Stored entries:
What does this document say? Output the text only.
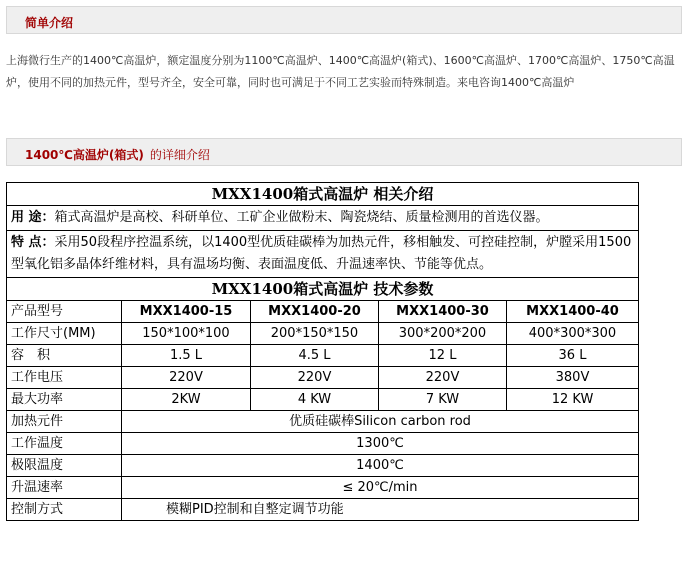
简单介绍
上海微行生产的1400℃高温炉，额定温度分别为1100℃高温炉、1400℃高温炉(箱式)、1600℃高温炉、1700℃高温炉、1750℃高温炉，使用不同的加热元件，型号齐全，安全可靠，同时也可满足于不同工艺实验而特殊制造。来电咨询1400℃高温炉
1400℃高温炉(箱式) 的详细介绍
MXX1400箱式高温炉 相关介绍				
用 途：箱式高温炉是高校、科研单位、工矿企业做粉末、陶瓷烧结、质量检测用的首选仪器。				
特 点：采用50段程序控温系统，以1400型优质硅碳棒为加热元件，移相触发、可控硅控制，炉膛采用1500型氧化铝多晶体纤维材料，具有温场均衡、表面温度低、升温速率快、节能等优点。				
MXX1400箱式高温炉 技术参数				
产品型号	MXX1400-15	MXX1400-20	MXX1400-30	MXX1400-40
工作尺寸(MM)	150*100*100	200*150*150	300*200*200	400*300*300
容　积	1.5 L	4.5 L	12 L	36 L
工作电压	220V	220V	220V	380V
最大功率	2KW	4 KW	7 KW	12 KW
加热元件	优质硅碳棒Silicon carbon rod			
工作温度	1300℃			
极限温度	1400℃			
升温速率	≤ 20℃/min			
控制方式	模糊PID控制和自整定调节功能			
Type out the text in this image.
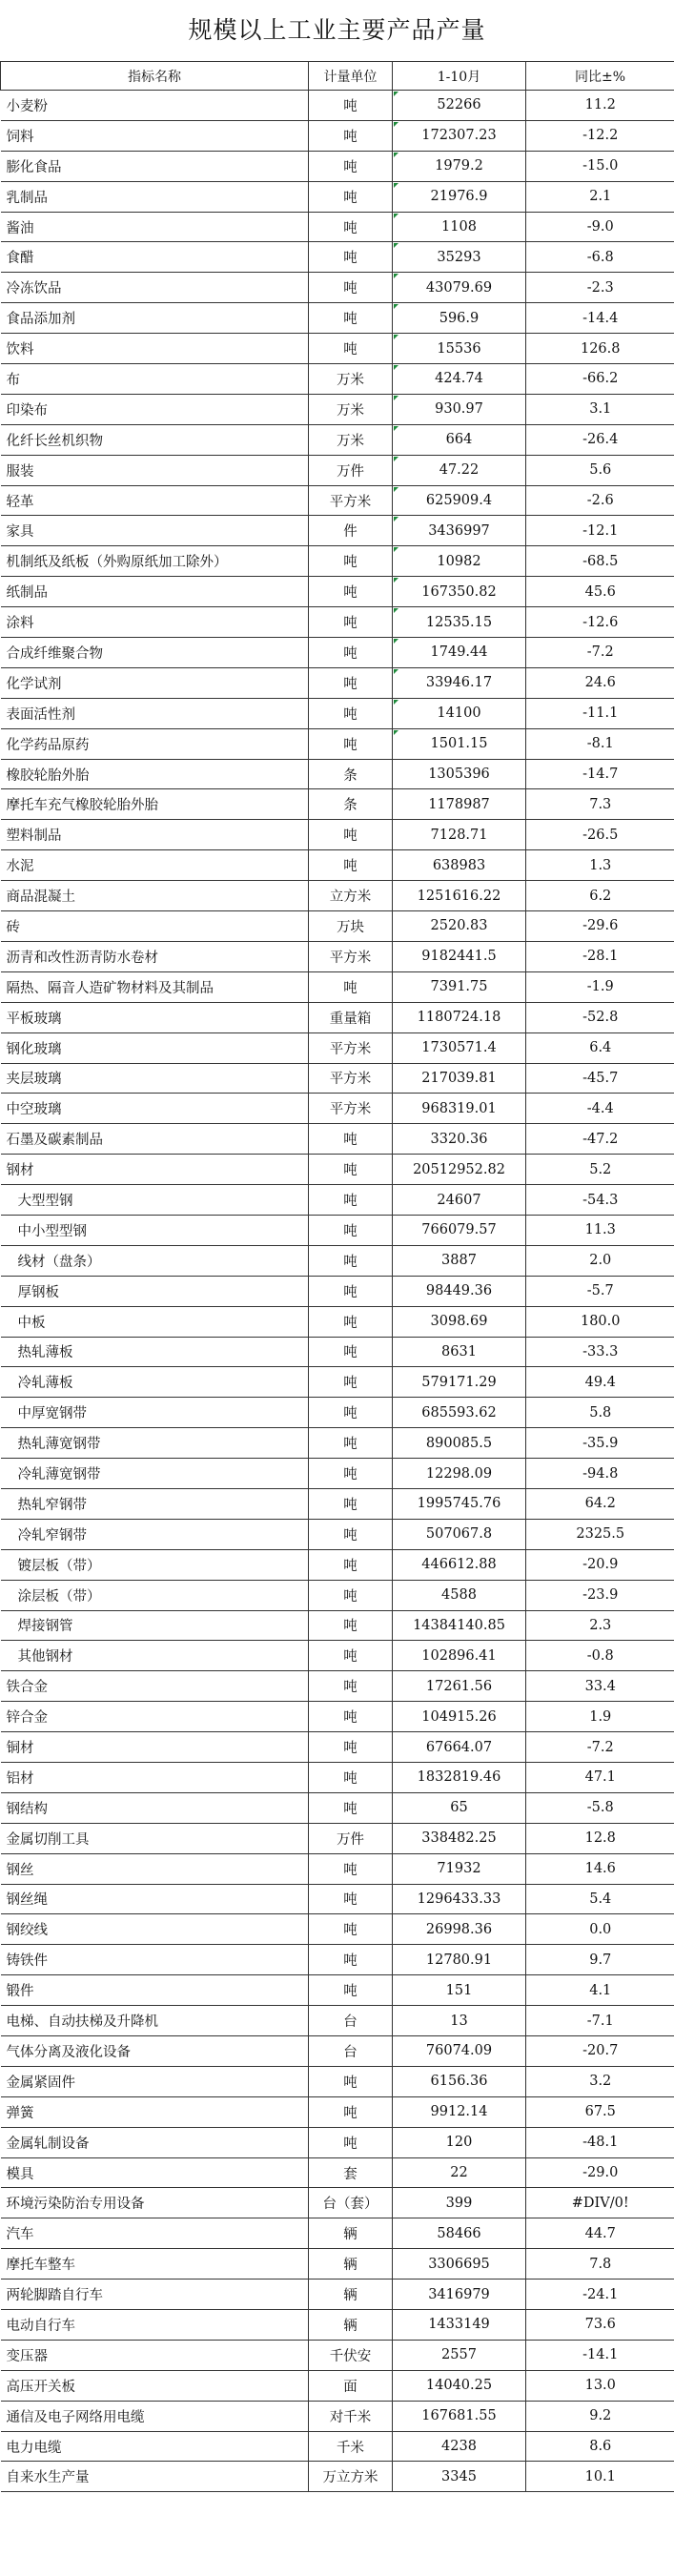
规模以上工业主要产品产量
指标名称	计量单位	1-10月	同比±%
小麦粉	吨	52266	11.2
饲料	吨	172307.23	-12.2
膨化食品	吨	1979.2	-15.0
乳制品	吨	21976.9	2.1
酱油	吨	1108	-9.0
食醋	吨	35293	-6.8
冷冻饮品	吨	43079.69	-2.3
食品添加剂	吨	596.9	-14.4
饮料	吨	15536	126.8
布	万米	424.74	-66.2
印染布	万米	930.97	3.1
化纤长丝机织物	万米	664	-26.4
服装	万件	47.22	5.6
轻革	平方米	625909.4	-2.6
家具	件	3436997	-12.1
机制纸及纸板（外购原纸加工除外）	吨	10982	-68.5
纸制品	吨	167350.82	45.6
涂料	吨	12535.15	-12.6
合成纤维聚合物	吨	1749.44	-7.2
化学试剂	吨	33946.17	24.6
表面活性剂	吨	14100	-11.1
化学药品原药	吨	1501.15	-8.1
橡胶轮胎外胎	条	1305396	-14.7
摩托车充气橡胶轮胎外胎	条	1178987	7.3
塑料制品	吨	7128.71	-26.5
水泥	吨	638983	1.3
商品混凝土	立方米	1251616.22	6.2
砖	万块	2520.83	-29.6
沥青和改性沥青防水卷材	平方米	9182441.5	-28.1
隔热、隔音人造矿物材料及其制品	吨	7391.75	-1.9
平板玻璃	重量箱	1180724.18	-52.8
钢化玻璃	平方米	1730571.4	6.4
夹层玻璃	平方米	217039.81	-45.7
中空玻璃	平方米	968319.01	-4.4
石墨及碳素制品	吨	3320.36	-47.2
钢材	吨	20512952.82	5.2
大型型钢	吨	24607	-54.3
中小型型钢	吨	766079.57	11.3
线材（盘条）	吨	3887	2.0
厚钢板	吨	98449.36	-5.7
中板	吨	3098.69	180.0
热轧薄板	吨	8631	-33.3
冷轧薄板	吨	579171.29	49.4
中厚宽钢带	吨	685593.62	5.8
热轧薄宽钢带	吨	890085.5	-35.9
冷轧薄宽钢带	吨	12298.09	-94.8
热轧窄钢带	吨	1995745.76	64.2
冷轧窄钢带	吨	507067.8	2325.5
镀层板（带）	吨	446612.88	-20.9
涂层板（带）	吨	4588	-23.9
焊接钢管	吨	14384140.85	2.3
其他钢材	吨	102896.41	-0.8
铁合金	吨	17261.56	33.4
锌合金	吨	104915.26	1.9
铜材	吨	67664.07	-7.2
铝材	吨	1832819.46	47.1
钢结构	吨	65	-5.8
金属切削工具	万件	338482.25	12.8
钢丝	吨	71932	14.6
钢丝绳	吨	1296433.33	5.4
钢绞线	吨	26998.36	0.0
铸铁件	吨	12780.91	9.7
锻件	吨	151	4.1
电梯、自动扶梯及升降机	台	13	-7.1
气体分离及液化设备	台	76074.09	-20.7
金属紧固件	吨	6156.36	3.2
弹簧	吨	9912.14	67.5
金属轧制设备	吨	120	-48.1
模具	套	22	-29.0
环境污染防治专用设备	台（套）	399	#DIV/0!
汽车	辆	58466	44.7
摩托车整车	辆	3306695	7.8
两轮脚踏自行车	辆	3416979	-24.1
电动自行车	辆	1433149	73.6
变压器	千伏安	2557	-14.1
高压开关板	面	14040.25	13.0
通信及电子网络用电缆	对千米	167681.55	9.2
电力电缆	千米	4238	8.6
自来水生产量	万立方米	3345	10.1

__YOUR TASK__: Tell how many lines in the records above contain "this", giving the number and no other words.

__COMPLETE ANSWER__: 2